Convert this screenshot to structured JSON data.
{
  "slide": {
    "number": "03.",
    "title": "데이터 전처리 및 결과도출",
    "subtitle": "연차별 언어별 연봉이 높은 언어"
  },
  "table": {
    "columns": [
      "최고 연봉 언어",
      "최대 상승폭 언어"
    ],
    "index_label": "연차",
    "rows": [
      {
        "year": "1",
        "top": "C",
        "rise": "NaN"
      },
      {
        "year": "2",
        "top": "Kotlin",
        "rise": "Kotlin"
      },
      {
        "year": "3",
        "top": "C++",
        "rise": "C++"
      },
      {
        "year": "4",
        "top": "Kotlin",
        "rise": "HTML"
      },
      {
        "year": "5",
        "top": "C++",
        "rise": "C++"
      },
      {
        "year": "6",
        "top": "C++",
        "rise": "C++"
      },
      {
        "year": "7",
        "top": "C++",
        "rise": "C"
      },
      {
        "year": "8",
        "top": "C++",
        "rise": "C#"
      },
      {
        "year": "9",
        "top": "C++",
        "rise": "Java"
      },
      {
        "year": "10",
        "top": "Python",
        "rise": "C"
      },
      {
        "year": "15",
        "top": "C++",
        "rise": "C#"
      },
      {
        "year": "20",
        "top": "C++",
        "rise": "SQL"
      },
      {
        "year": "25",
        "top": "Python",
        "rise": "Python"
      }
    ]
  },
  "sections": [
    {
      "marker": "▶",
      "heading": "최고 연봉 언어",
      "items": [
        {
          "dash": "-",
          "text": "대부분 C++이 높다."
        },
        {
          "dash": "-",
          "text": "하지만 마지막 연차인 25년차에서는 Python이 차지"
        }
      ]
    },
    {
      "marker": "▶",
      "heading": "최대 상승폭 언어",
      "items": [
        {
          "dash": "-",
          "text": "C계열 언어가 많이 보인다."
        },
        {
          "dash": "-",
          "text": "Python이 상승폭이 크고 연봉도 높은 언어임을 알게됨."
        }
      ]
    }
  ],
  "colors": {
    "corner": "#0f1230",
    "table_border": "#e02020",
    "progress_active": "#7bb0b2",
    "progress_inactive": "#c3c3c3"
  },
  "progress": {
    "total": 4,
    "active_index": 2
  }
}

+ + +

Word for word, quote all of the data above.

* [Exercise answer]
Convert this screenshot to structured JSON data.
{
  "slide": {
    "number": "03.",
    "title": "데이터 전처리 및 결과도출",
    "subtitle": "연차별 언어별 연봉이 높은 언어"
  },
  "table": {
    "columns": [
      "최고 연봉 언어",
      "최대 상승폭 언어"
    ],
    "index_label": "연차",
    "rows": [
      {
        "year": "1",
        "top": "C",
        "rise": "NaN"
      },
      {
        "year": "2",
        "top": "Kotlin",
        "rise": "Kotlin"
      },
      {
        "year": "3",
        "top": "C++",
        "rise": "C++"
      },
      {
        "year": "4",
        "top": "Kotlin",
        "rise": "HTML"
      },
      {
        "year": "5",
        "top": "C++",
        "rise": "C++"
      },
      {
        "year": "6",
        "top": "C++",
        "rise": "C++"
      },
      {
        "year": "7",
        "top": "C++",
        "rise": "C"
      },
      {
        "year": "8",
        "top": "C++",
        "rise": "C#"
      },
      {
        "year": "9",
        "top": "C++",
        "rise": "Java"
      },
      {
        "year": "10",
        "top": "Python",
        "rise": "C"
      },
      {
        "year": "15",
        "top": "C++",
        "rise": "C#"
      },
      {
        "year": "20",
        "top": "C++",
        "rise": "SQL"
      },
      {
        "year": "25",
        "top": "Python",
        "rise": "Python"
      }
    ]
  },
  "sections": [
    {
      "marker": "▶",
      "heading": "최고 연봉 언어",
      "items": [
        {
          "dash": "-",
          "text": "대부분 C++이 높다."
        },
        {
          "dash": "-",
          "text": "하지만 마지막 연차인 25년차에서는 Python이 차지"
        }
      ]
    },
    {
      "marker": "▶",
      "heading": "최대 상승폭 언어",
      "items": [
        {
          "dash": "-",
          "text": "C계열 언어가 많이 보인다."
        },
        {
          "dash": "-",
          "text": "Python이 상승폭이 크고 연봉도 높은 언어임을 알게됨."
        }
      ]
    }
  ],
  "colors": {
    "corner": "#0f1230",
    "table_border": "#e02020",
    "progress_active": "#7bb0b2",
    "progress_inactive": "#c3c3c3"
  },
  "progress": {
    "total": 4,
    "active_index": 2
  }
}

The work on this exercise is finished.